| STATED EXERCISE |
Pull out from the material below all lines with "grid".

— Begin RECORD LIST —

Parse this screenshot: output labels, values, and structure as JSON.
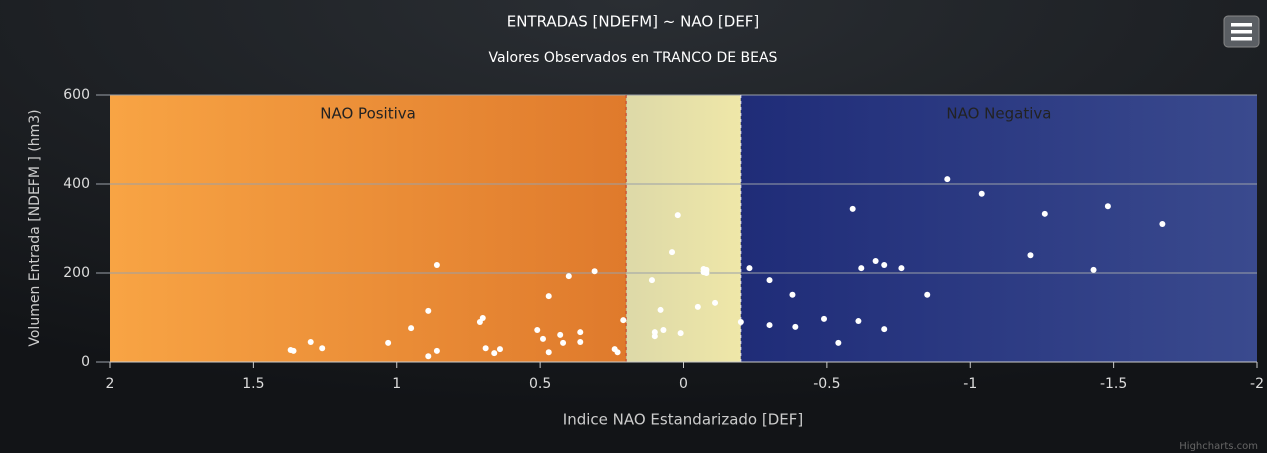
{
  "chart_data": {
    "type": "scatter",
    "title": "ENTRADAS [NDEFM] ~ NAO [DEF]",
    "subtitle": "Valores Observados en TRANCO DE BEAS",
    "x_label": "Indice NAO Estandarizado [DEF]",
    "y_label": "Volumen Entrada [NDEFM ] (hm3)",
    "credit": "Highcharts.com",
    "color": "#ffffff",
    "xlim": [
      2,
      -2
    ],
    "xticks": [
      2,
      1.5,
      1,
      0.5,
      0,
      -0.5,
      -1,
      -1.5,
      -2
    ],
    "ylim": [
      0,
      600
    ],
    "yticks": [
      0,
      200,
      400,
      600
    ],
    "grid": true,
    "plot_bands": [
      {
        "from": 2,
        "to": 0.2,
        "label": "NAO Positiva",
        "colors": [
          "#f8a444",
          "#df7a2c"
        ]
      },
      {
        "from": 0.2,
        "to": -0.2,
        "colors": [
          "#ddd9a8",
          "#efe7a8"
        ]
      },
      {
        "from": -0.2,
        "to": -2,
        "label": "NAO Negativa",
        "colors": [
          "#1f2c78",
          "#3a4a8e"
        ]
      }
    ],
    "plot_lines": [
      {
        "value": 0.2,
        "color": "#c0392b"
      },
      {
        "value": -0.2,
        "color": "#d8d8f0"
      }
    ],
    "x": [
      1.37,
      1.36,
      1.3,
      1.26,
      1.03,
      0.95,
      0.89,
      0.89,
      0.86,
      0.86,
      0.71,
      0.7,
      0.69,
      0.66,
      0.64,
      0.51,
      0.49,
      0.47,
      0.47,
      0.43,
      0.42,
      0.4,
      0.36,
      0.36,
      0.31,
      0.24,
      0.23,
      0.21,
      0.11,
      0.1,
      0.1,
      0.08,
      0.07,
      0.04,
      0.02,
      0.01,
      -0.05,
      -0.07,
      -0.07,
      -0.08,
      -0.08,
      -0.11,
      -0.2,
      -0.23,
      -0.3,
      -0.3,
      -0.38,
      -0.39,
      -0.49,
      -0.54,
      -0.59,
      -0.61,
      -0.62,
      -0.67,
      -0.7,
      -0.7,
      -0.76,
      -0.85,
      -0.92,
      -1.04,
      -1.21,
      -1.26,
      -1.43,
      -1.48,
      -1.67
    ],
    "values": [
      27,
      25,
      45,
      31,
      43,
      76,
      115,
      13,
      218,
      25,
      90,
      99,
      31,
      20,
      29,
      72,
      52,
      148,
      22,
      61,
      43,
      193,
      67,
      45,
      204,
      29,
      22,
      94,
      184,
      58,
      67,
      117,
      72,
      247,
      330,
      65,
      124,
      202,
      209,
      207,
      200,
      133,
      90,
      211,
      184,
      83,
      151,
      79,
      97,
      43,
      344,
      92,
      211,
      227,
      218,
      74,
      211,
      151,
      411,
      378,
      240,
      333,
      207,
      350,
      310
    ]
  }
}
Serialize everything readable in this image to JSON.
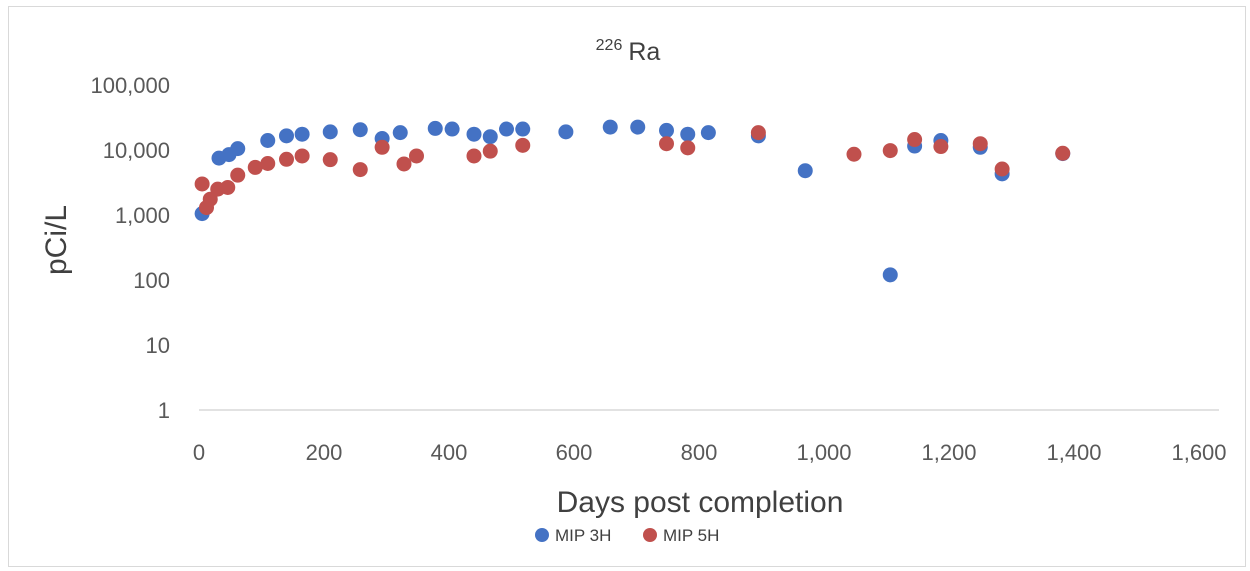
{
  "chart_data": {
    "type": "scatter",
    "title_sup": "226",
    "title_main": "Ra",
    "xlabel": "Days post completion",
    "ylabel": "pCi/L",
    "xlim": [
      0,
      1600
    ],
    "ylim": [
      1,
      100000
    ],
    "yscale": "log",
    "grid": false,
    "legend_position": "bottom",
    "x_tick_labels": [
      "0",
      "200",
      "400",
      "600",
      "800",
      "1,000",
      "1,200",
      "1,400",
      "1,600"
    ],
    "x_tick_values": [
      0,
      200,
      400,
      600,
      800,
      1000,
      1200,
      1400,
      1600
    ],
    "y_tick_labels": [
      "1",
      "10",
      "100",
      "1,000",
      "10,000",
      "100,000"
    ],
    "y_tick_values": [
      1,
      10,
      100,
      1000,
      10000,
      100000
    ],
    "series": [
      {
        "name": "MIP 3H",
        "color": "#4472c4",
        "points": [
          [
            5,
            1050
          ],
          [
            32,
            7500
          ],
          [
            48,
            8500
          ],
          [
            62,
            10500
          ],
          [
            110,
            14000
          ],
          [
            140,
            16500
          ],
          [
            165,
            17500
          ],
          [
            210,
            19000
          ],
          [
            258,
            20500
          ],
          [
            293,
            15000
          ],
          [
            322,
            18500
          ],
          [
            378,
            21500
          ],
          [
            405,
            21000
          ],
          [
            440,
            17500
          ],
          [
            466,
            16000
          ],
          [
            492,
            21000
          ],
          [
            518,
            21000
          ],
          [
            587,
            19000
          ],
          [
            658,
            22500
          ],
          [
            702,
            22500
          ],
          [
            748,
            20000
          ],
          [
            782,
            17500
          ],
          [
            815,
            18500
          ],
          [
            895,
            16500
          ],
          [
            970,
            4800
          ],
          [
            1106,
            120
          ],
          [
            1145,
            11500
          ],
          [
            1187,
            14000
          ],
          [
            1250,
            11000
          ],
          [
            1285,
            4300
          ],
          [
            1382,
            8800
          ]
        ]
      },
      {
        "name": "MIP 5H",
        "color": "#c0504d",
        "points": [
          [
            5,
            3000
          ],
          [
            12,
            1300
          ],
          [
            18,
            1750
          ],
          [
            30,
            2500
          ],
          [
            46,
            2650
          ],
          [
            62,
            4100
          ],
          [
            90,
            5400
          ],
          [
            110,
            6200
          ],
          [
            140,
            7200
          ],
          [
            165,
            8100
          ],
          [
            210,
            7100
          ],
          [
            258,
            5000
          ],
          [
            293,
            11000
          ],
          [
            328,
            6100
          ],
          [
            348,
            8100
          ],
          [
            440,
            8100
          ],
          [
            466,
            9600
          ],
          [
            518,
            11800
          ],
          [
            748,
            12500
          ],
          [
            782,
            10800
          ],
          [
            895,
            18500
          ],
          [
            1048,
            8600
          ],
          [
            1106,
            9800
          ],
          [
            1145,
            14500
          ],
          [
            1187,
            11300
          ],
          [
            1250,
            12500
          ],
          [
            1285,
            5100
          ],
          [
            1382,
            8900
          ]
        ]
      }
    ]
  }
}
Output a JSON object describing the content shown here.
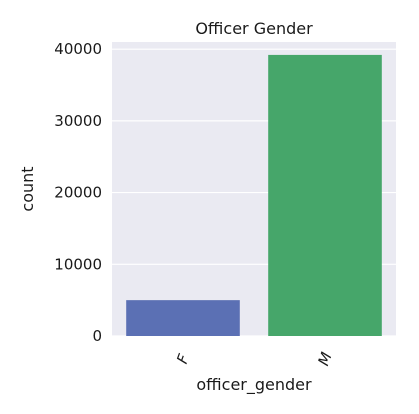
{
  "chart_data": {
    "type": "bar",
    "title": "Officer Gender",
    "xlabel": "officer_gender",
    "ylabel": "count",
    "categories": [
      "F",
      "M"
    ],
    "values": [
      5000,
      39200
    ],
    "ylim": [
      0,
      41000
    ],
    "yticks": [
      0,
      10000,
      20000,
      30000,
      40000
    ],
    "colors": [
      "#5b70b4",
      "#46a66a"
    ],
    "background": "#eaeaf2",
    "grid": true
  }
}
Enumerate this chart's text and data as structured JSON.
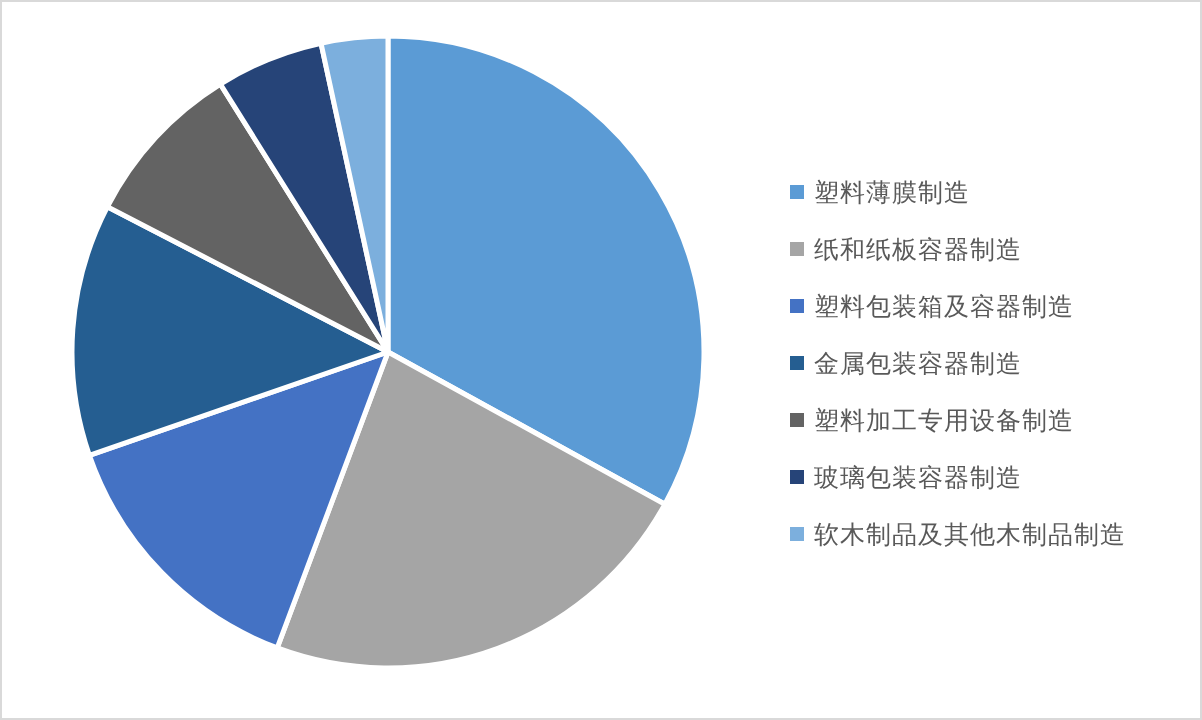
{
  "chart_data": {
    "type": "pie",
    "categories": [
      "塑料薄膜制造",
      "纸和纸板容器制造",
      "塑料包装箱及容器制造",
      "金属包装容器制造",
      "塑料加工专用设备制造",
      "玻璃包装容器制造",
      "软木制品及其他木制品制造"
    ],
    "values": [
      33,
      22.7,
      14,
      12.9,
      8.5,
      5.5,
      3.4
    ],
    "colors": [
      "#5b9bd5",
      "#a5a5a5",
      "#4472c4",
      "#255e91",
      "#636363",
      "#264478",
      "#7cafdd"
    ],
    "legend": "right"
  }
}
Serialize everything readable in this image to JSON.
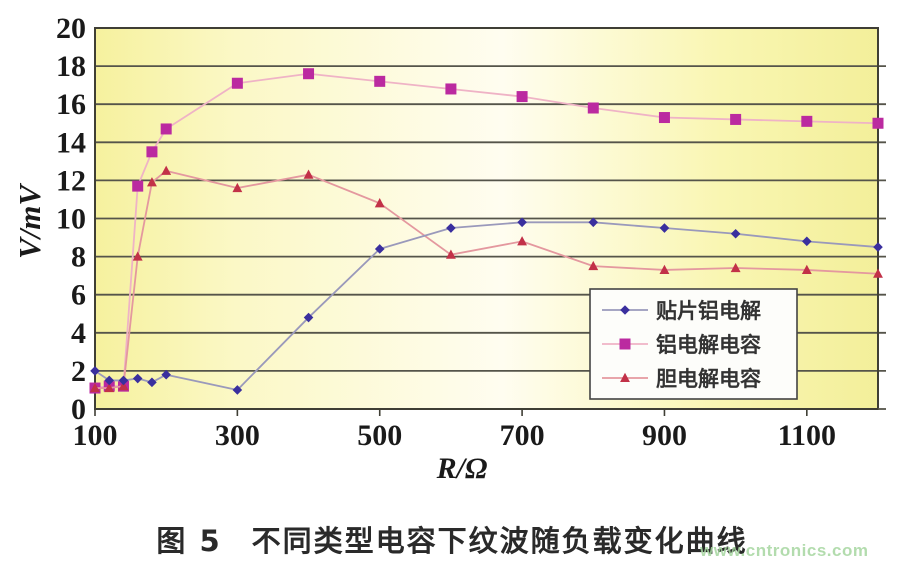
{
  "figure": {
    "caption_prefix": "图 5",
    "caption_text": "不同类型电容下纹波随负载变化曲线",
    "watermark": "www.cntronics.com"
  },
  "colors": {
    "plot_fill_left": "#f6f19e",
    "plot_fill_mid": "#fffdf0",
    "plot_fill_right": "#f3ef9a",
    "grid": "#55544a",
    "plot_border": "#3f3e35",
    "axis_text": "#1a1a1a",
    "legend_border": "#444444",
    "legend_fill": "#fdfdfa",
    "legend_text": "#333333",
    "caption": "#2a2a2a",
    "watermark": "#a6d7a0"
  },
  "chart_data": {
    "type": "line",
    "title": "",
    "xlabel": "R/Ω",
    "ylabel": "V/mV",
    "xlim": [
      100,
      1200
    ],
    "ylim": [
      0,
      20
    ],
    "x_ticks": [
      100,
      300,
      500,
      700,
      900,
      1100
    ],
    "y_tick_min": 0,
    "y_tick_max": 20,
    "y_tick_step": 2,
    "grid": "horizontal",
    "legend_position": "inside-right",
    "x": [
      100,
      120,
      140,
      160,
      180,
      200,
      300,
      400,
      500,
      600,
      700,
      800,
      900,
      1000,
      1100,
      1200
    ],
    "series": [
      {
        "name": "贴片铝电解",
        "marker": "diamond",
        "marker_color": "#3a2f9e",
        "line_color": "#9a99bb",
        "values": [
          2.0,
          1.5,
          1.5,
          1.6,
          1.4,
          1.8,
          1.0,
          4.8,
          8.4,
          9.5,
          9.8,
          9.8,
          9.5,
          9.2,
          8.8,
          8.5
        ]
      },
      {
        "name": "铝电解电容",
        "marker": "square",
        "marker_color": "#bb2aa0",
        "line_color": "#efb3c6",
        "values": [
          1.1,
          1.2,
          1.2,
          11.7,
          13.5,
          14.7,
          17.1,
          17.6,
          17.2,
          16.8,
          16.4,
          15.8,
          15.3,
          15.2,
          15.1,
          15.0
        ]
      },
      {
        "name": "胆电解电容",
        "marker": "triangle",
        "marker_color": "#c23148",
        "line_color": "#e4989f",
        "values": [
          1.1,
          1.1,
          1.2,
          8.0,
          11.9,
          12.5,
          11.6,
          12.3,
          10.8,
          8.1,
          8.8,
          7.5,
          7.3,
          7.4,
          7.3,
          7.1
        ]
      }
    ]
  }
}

— End RECORD LIST —

| FULL OUTPUT |
    "grid": true,
    "grid": false,
    "grid": true
    "grid": "#55544a",
    "grid": "horizontal",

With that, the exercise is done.